[Figure record extracts]
....
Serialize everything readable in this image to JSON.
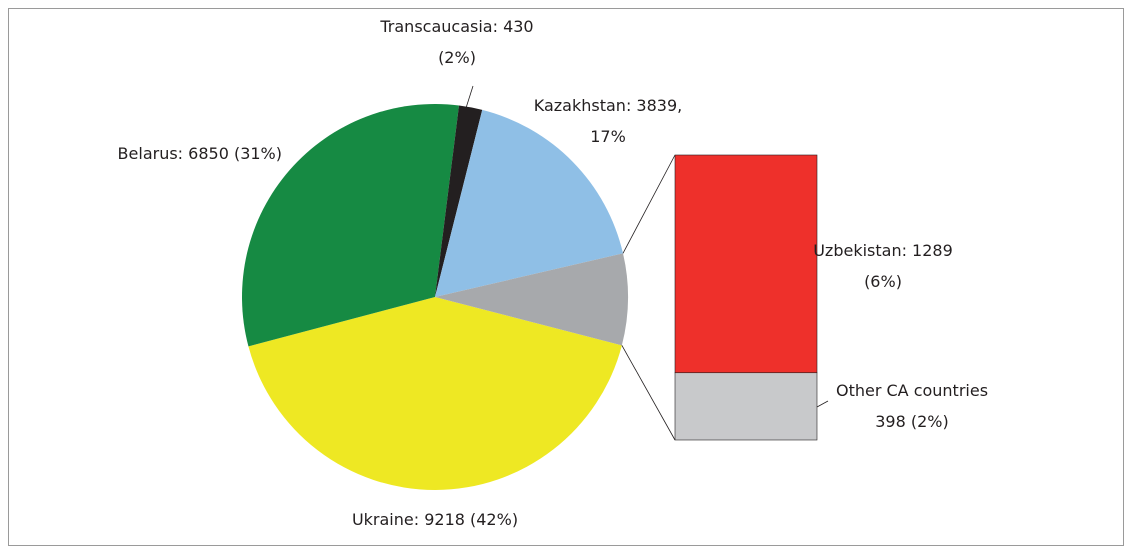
{
  "chart_data": {
    "type": "pie",
    "pie": {
      "values": [
        9218,
        6850,
        430,
        3839
      ],
      "value_labels": [
        [
          "Ukraine: 9218 (42%)"
        ],
        [
          "Belarus: 6850 (31%)"
        ],
        [
          "Transcaucasia: 430",
          "(2%)"
        ],
        [
          "Kazakhstan: 3839,",
          "17%"
        ]
      ],
      "colors": [
        "#eee823",
        "#168a43",
        "#231f20",
        "#8fbfe6"
      ]
    },
    "breakdown_color": "#a7a9ac",
    "bar": {
      "values": [
        1289,
        398
      ],
      "value_labels": [
        [
          "Uzbekistan: 1289",
          "(6%)"
        ],
        [
          "Other CA countries",
          "398 (2%)"
        ]
      ],
      "colors": [
        "#ee302b",
        "#c8c9cb"
      ]
    }
  }
}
....
Repeat the entries exactly. Pictures are excluded from the copy.

Serialize everything readable in this image to JSON.
{
  "chart_data": {
    "type": "pie",
    "pie": {
      "values": [
        9218,
        6850,
        430,
        3839
      ],
      "value_labels": [
        [
          "Ukraine: 9218 (42%)"
        ],
        [
          "Belarus: 6850 (31%)"
        ],
        [
          "Transcaucasia: 430",
          "(2%)"
        ],
        [
          "Kazakhstan: 3839,",
          "17%"
        ]
      ],
      "colors": [
        "#eee823",
        "#168a43",
        "#231f20",
        "#8fbfe6"
      ]
    },
    "breakdown_color": "#a7a9ac",
    "bar": {
      "values": [
        1289,
        398
      ],
      "value_labels": [
        [
          "Uzbekistan: 1289",
          "(6%)"
        ],
        [
          "Other CA countries",
          "398 (2%)"
        ]
      ],
      "colors": [
        "#ee302b",
        "#c8c9cb"
      ]
    }
  }
}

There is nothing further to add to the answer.